▶ _EXERCISE TASK_: Can you copy out the data exactly? Leave the images out.

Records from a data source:
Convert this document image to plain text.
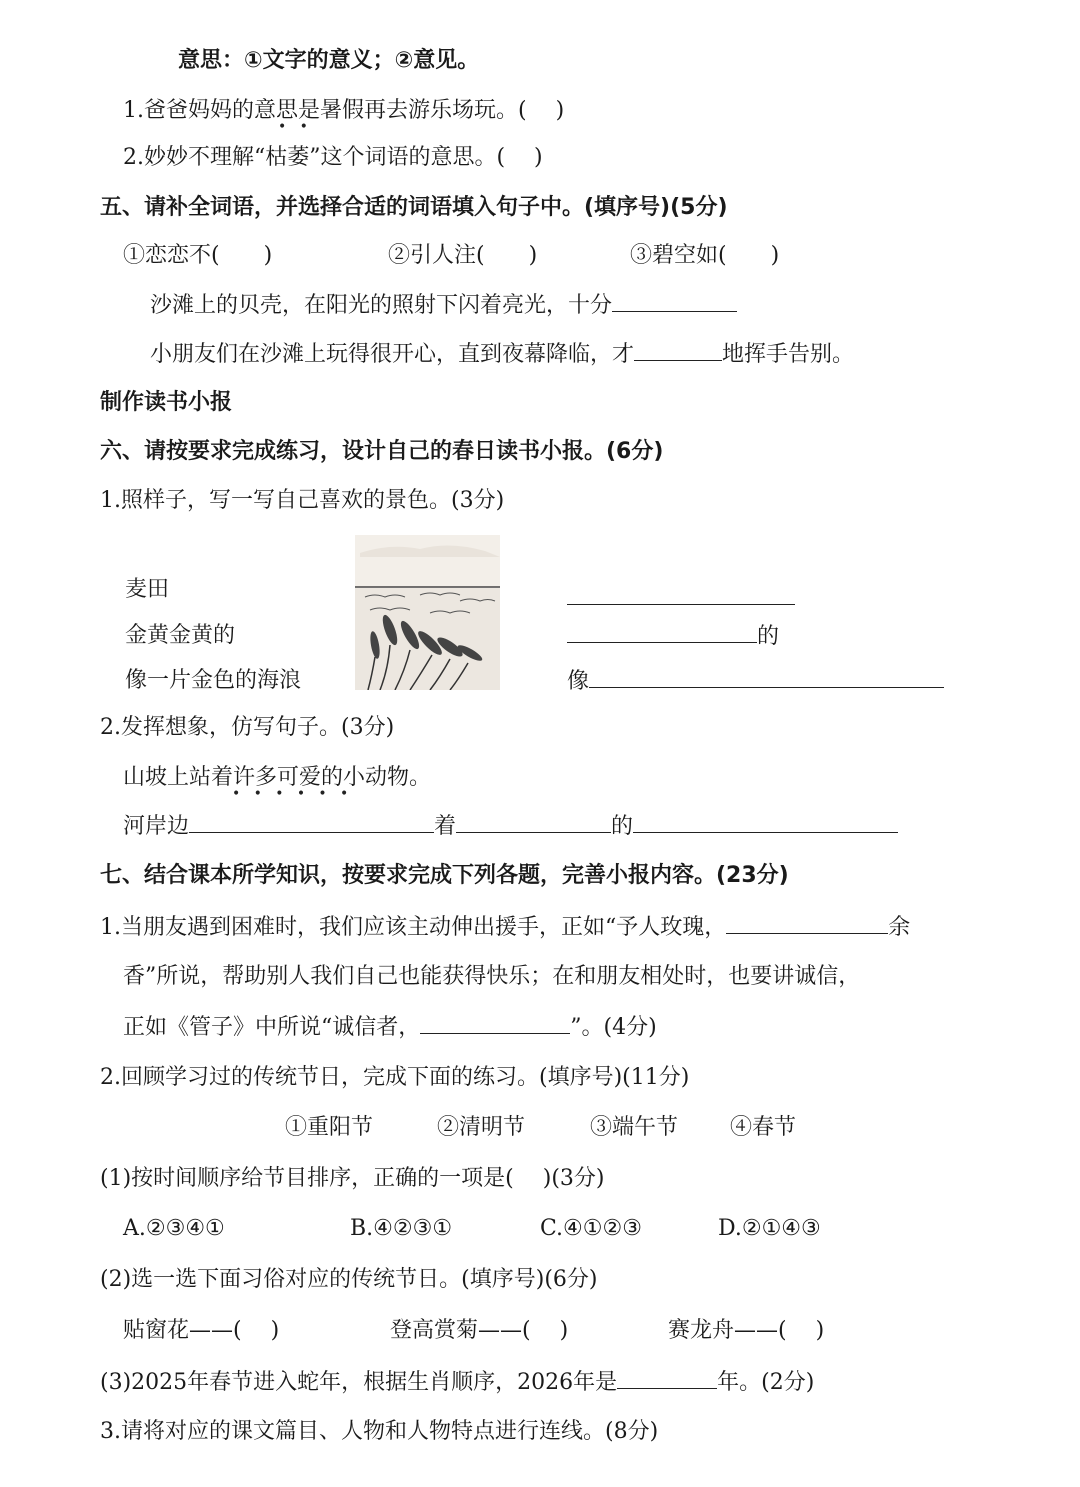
意思：①文字的意义；②意见。
1.爸爸妈妈的意思是暑假再去游乐场玩。(　 )
•   •
2.妙妙不理解“枯萎”这个词语的意思。(　 )
五、请补全词语，并选择合适的词语填入句子中。(填序号)(5分)
①恋恋不(　　)	②引人注(　　)	③碧空如(　　)
沙滩上的贝壳，在阳光的照射下闪着亮光，十分
小朋友们在沙滩上玩得很开心，直到夜幕降临，才	地挥手告别。
制作读书小报
六、请按要求完成练习，设计自己的春日读书小报。(6分)
1.照样子，写一写自己喜欢的景色。(3分)
麦田
金黄金黄的
像一片金色的海浪
的
像
2.发挥想象，仿写句子。(3分)
山坡上站着许多可爱的小动物。
•   •   •   •   •   •
河岸边	着	的
七、结合课本所学知识，按要求完成下列各题，完善小报内容。(23分)
1.当朋友遇到困难时，我们应该主动伸出援手，正如“予人玫瑰，	余
香”所说，帮助别人我们自己也能获得快乐；在和朋友相处时，也要讲诚信，
正如《管子》中所说“诚信者，	”。(4分)
2.回顾学习过的传统节日，完成下面的练习。(填序号)(11分)
①重阳节	②清明节	③端午节 ④春节
(1)按时间顺序给节目排序，正确的一项是(　 )(3分)
A.②③④①	B.④②③①	C.④①②③	D.②①④③
(2)选一选下面习俗对应的传统节日。(填序号)(6分)
贴窗花——(　 )	登高赏菊——(　 )	赛龙舟——(　 )
(3)2025年春节进入蛇年，根据生肖顺序，2026年是	年。(2分)
3.请将对应的课文篇目、人物和人物特点进行连线。(8分)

▶ _THE RESPONSE_:
Convert this document image to plain text.
意思：①文字的意义；②意见。
1.爸爸妈妈的意思是暑假再去游乐场玩。(　 )
•   •
2.妙妙不理解“枯萎”这个词语的意思。(　 )
五、请补全词语，并选择合适的词语填入句子中。(填序号)(5分)
①恋恋不(　　)	②引人注(　　)	③碧空如(　　)
沙滩上的贝壳，在阳光的照射下闪着亮光，十分
小朋友们在沙滩上玩得很开心，直到夜幕降临，才	地挥手告别。
制作读书小报
六、请按要求完成练习，设计自己的春日读书小报。(6分)
1.照样子，写一写自己喜欢的景色。(3分)
麦田
金黄金黄的
像一片金色的海浪
的
像
2.发挥想象，仿写句子。(3分)
山坡上站着许多可爱的小动物。
•   •   •   •   •   •
河岸边	着	的
七、结合课本所学知识，按要求完成下列各题，完善小报内容。(23分)
1.当朋友遇到困难时，我们应该主动伸出援手，正如“予人玫瑰，	余
香”所说，帮助别人我们自己也能获得快乐；在和朋友相处时，也要讲诚信，
正如《管子》中所说“诚信者，	”。(4分)
2.回顾学习过的传统节日，完成下面的练习。(填序号)(11分)
①重阳节	②清明节	③端午节 ④春节
(1)按时间顺序给节目排序，正确的一项是(　 )(3分)
A.②③④①	B.④②③①	C.④①②③	D.②①④③
(2)选一选下面习俗对应的传统节日。(填序号)(6分)
贴窗花——(　 )	登高赏菊——(　 )	赛龙舟——(　 )
(3)2025年春节进入蛇年，根据生肖顺序，2026年是	年。(2分)
3.请将对应的课文篇目、人物和人物特点进行连线。(8分)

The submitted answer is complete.